* Work required: Transcribe the records below exactly, leaving out any pictures.

* Records for this task:
--
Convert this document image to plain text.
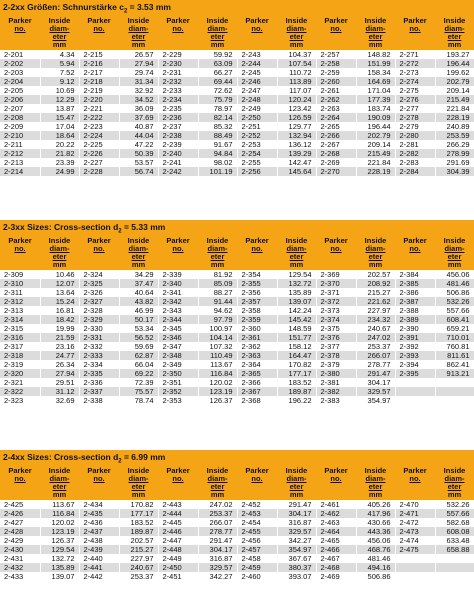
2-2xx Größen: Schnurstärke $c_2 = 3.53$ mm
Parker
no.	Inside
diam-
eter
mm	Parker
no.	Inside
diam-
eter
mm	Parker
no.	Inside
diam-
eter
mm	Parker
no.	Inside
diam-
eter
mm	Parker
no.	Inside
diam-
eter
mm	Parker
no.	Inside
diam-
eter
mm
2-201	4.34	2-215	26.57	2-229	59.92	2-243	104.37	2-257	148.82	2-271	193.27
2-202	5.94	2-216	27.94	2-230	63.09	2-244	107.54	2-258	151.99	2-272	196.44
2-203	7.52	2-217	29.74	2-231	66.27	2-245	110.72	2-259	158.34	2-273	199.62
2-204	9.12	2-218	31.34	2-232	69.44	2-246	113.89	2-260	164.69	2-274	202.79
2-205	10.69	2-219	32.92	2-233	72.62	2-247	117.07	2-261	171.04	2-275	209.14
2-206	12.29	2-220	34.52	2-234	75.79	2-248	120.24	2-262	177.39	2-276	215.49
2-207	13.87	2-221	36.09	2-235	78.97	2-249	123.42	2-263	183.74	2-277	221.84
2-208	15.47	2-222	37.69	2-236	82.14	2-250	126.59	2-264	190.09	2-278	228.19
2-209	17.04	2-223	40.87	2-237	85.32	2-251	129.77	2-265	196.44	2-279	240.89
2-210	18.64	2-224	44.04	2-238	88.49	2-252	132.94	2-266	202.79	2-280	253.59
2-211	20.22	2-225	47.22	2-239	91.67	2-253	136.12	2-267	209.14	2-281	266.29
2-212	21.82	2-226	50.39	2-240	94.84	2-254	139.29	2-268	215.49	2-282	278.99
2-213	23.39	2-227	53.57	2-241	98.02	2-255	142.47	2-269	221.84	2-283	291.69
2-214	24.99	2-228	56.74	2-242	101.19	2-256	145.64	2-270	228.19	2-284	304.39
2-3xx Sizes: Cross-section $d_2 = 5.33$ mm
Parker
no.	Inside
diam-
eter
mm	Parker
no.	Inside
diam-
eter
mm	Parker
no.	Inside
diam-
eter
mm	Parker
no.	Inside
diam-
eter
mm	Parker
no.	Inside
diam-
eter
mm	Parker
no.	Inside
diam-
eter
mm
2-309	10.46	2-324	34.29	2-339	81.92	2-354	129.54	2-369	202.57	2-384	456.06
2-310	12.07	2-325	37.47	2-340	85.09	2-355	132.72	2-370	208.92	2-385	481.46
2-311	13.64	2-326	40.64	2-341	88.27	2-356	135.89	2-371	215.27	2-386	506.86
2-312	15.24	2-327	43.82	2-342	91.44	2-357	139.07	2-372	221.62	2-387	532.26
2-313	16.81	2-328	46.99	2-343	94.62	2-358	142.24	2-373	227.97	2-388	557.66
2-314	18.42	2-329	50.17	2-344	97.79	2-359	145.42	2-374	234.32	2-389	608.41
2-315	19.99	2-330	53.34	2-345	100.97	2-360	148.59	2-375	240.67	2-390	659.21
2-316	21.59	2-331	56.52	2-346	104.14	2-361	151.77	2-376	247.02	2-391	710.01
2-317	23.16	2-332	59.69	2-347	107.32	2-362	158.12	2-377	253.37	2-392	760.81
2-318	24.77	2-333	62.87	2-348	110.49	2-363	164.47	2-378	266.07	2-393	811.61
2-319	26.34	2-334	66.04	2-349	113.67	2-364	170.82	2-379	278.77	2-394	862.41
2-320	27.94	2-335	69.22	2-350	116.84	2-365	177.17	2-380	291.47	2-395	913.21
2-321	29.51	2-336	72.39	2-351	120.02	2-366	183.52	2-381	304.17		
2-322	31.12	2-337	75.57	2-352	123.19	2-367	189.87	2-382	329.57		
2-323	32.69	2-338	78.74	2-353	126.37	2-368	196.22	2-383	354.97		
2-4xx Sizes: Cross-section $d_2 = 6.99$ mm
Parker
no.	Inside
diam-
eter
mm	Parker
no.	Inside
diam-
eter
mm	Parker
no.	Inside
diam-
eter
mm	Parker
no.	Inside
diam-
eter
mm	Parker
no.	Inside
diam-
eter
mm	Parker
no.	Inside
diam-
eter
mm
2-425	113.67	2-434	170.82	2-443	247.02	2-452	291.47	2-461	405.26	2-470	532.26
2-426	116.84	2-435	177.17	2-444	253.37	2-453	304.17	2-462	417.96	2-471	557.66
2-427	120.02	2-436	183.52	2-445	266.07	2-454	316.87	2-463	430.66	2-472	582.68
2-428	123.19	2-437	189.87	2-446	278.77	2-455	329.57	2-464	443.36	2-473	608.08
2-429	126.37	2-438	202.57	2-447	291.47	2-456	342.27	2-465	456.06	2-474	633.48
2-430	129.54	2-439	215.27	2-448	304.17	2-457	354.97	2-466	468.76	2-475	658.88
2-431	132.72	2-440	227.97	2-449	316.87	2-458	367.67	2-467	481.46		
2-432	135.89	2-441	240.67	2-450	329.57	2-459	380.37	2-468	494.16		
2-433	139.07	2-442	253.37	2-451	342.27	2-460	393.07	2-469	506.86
--
* Answer to this task:
Convert this document image to plain text.
2-2xx Größen: Schnurstärke $c_2 = 3.53$ mm
Parker
no.	Inside
diam-
eter
mm	Parker
no.	Inside
diam-
eter
mm	Parker
no.	Inside
diam-
eter
mm	Parker
no.	Inside
diam-
eter
mm	Parker
no.	Inside
diam-
eter
mm	Parker
no.	Inside
diam-
eter
mm
2-201	4.34	2-215	26.57	2-229	59.92	2-243	104.37	2-257	148.82	2-271	193.27
2-202	5.94	2-216	27.94	2-230	63.09	2-244	107.54	2-258	151.99	2-272	196.44
2-203	7.52	2-217	29.74	2-231	66.27	2-245	110.72	2-259	158.34	2-273	199.62
2-204	9.12	2-218	31.34	2-232	69.44	2-246	113.89	2-260	164.69	2-274	202.79
2-205	10.69	2-219	32.92	2-233	72.62	2-247	117.07	2-261	171.04	2-275	209.14
2-206	12.29	2-220	34.52	2-234	75.79	2-248	120.24	2-262	177.39	2-276	215.49
2-207	13.87	2-221	36.09	2-235	78.97	2-249	123.42	2-263	183.74	2-277	221.84
2-208	15.47	2-222	37.69	2-236	82.14	2-250	126.59	2-264	190.09	2-278	228.19
2-209	17.04	2-223	40.87	2-237	85.32	2-251	129.77	2-265	196.44	2-279	240.89
2-210	18.64	2-224	44.04	2-238	88.49	2-252	132.94	2-266	202.79	2-280	253.59
2-211	20.22	2-225	47.22	2-239	91.67	2-253	136.12	2-267	209.14	2-281	266.29
2-212	21.82	2-226	50.39	2-240	94.84	2-254	139.29	2-268	215.49	2-282	278.99
2-213	23.39	2-227	53.57	2-241	98.02	2-255	142.47	2-269	221.84	2-283	291.69
2-214	24.99	2-228	56.74	2-242	101.19	2-256	145.64	2-270	228.19	2-284	304.39
2-3xx Sizes: Cross-section $d_2 = 5.33$ mm
Parker
no.	Inside
diam-
eter
mm	Parker
no.	Inside
diam-
eter
mm	Parker
no.	Inside
diam-
eter
mm	Parker
no.	Inside
diam-
eter
mm	Parker
no.	Inside
diam-
eter
mm	Parker
no.	Inside
diam-
eter
mm
2-309	10.46	2-324	34.29	2-339	81.92	2-354	129.54	2-369	202.57	2-384	456.06
2-310	12.07	2-325	37.47	2-340	85.09	2-355	132.72	2-370	208.92	2-385	481.46
2-311	13.64	2-326	40.64	2-341	88.27	2-356	135.89	2-371	215.27	2-386	506.86
2-312	15.24	2-327	43.82	2-342	91.44	2-357	139.07	2-372	221.62	2-387	532.26
2-313	16.81	2-328	46.99	2-343	94.62	2-358	142.24	2-373	227.97	2-388	557.66
2-314	18.42	2-329	50.17	2-344	97.79	2-359	145.42	2-374	234.32	2-389	608.41
2-315	19.99	2-330	53.34	2-345	100.97	2-360	148.59	2-375	240.67	2-390	659.21
2-316	21.59	2-331	56.52	2-346	104.14	2-361	151.77	2-376	247.02	2-391	710.01
2-317	23.16	2-332	59.69	2-347	107.32	2-362	158.12	2-377	253.37	2-392	760.81
2-318	24.77	2-333	62.87	2-348	110.49	2-363	164.47	2-378	266.07	2-393	811.61
2-319	26.34	2-334	66.04	2-349	113.67	2-364	170.82	2-379	278.77	2-394	862.41
2-320	27.94	2-335	69.22	2-350	116.84	2-365	177.17	2-380	291.47	2-395	913.21
2-321	29.51	2-336	72.39	2-351	120.02	2-366	183.52	2-381	304.17		
2-322	31.12	2-337	75.57	2-352	123.19	2-367	189.87	2-382	329.57		
2-323	32.69	2-338	78.74	2-353	126.37	2-368	196.22	2-383	354.97		
2-4xx Sizes: Cross-section $d_2 = 6.99$ mm
Parker
no.	Inside
diam-
eter
mm	Parker
no.	Inside
diam-
eter
mm	Parker
no.	Inside
diam-
eter
mm	Parker
no.	Inside
diam-
eter
mm	Parker
no.	Inside
diam-
eter
mm	Parker
no.	Inside
diam-
eter
mm
2-425	113.67	2-434	170.82	2-443	247.02	2-452	291.47	2-461	405.26	2-470	532.26
2-426	116.84	2-435	177.17	2-444	253.37	2-453	304.17	2-462	417.96	2-471	557.66
2-427	120.02	2-436	183.52	2-445	266.07	2-454	316.87	2-463	430.66	2-472	582.68
2-428	123.19	2-437	189.87	2-446	278.77	2-455	329.57	2-464	443.36	2-473	608.08
2-429	126.37	2-438	202.57	2-447	291.47	2-456	342.27	2-465	456.06	2-474	633.48
2-430	129.54	2-439	215.27	2-448	304.17	2-457	354.97	2-466	468.76	2-475	658.88
2-431	132.72	2-440	227.97	2-449	316.87	2-458	367.67	2-467	481.46		
2-432	135.89	2-441	240.67	2-450	329.57	2-459	380.37	2-468	494.16		
2-433	139.07	2-442	253.37	2-451	342.27	2-460	393.07	2-469	506.86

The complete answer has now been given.